*Exercise details*: Omit the pictures from the entries below and retype everything else exactly.

*Data for processing*:
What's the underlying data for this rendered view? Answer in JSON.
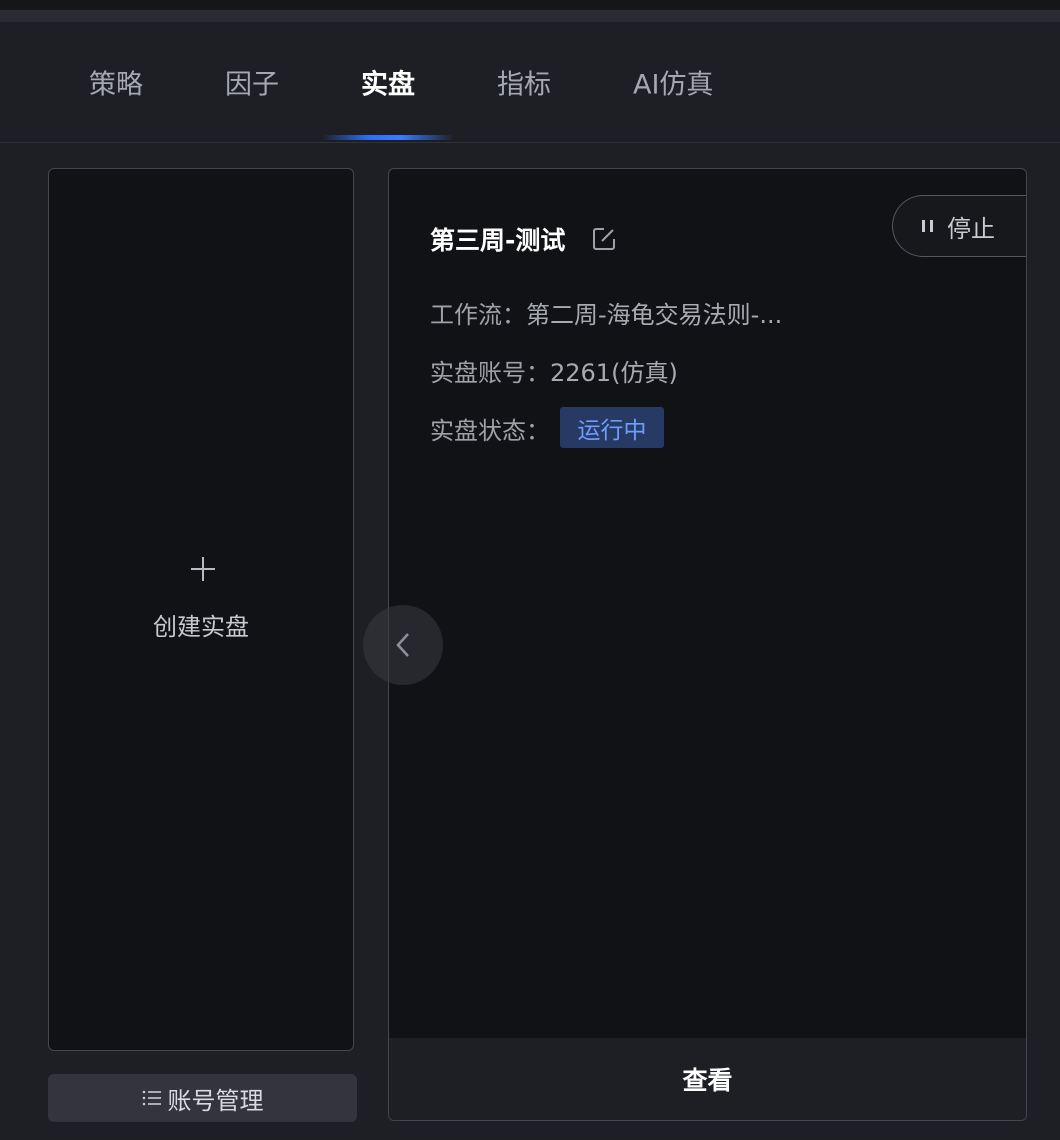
{
  "tabs": [
    {
      "label": "策略",
      "active": false
    },
    {
      "label": "因子",
      "active": false
    },
    {
      "label": "实盘",
      "active": true
    },
    {
      "label": "指标",
      "active": false
    },
    {
      "label": "AI仿真",
      "active": false
    }
  ],
  "create_card": {
    "icon": "plus-icon",
    "label": "创建实盘"
  },
  "account_button": {
    "icon": "list-icon",
    "label": "账号管理"
  },
  "live_card": {
    "title": "第三周-测试",
    "edit_icon": "edit-icon",
    "stop_button": {
      "icon": "pause-icon",
      "label": "停止"
    },
    "workflow_label": "工作流：",
    "workflow_value": "第二周-海龟交易法则-...",
    "account_label": "实盘账号：",
    "account_value": "2261(仿真)",
    "status_label": "实盘状态：",
    "status_value": "运行中",
    "view_label": "查看"
  },
  "prev_icon": "chevron-left-icon",
  "colors": {
    "background": "#1e1f24",
    "card": "#111215",
    "accent": "#3a7bff",
    "status_badge_bg": "#273a63",
    "status_badge_text": "#6f9cff"
  }
}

*Answer to this problem*:
What's the underlying data for this rendered view? Answer in JSON.
{
  "tabs": [
    {
      "label": "策略",
      "active": false
    },
    {
      "label": "因子",
      "active": false
    },
    {
      "label": "实盘",
      "active": true
    },
    {
      "label": "指标",
      "active": false
    },
    {
      "label": "AI仿真",
      "active": false
    }
  ],
  "create_card": {
    "icon": "plus-icon",
    "label": "创建实盘"
  },
  "account_button": {
    "icon": "list-icon",
    "label": "账号管理"
  },
  "live_card": {
    "title": "第三周-测试",
    "edit_icon": "edit-icon",
    "stop_button": {
      "icon": "pause-icon",
      "label": "停止"
    },
    "workflow_label": "工作流：",
    "workflow_value": "第二周-海龟交易法则-...",
    "account_label": "实盘账号：",
    "account_value": "2261(仿真)",
    "status_label": "实盘状态：",
    "status_value": "运行中",
    "view_label": "查看"
  },
  "prev_icon": "chevron-left-icon",
  "colors": {
    "background": "#1e1f24",
    "card": "#111215",
    "accent": "#3a7bff",
    "status_badge_bg": "#273a63",
    "status_badge_text": "#6f9cff"
  }
}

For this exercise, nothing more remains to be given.